## Records for the task
▶

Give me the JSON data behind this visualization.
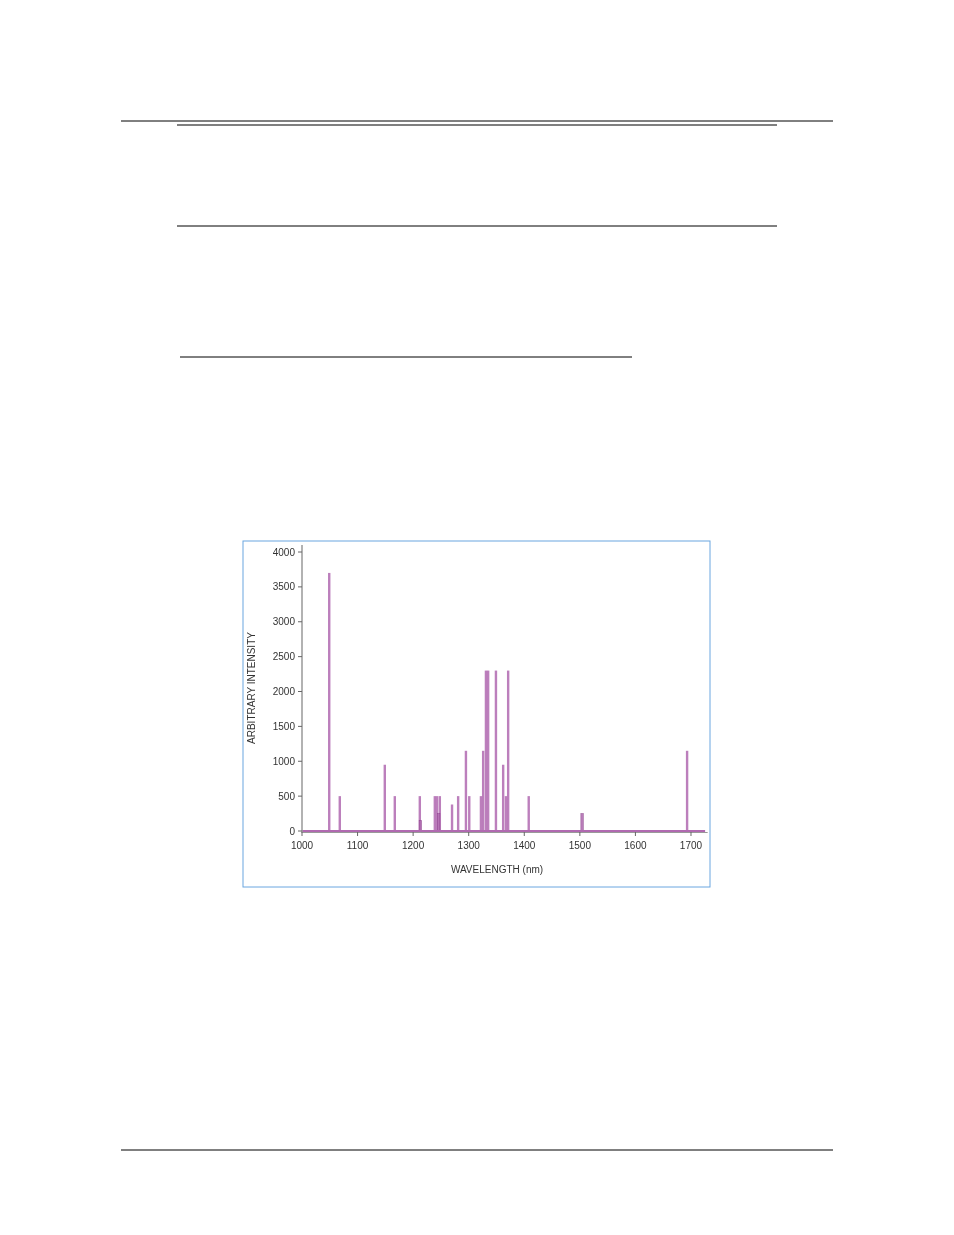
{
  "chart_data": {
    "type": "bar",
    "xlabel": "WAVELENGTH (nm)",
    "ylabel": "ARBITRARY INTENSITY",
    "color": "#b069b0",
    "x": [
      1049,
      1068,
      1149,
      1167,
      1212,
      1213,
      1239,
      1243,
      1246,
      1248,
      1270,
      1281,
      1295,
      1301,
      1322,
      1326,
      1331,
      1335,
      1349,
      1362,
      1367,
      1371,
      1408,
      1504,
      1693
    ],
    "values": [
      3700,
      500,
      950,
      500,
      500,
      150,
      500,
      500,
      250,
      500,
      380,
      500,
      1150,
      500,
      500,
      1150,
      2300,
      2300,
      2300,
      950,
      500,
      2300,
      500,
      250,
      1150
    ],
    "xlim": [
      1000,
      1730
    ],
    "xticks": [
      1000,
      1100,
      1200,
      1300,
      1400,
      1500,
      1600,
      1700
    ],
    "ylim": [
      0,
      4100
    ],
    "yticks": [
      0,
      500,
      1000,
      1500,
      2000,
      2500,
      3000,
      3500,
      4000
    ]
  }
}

◀

## What you have to do
Set down the records in full and exactly. Do not carry over any image.

## Task response
Give me the JSON data behind this visualization.
{
  "chart_data": {
    "type": "bar",
    "xlabel": "WAVELENGTH (nm)",
    "ylabel": "ARBITRARY INTENSITY",
    "color": "#b069b0",
    "x": [
      1049,
      1068,
      1149,
      1167,
      1212,
      1213,
      1239,
      1243,
      1246,
      1248,
      1270,
      1281,
      1295,
      1301,
      1322,
      1326,
      1331,
      1335,
      1349,
      1362,
      1367,
      1371,
      1408,
      1504,
      1693
    ],
    "values": [
      3700,
      500,
      950,
      500,
      500,
      150,
      500,
      500,
      250,
      500,
      380,
      500,
      1150,
      500,
      500,
      1150,
      2300,
      2300,
      2300,
      950,
      500,
      2300,
      500,
      250,
      1150
    ],
    "xlim": [
      1000,
      1730
    ],
    "xticks": [
      1000,
      1100,
      1200,
      1300,
      1400,
      1500,
      1600,
      1700
    ],
    "ylim": [
      0,
      4100
    ],
    "yticks": [
      0,
      500,
      1000,
      1500,
      2000,
      2500,
      3000,
      3500,
      4000
    ]
  }
}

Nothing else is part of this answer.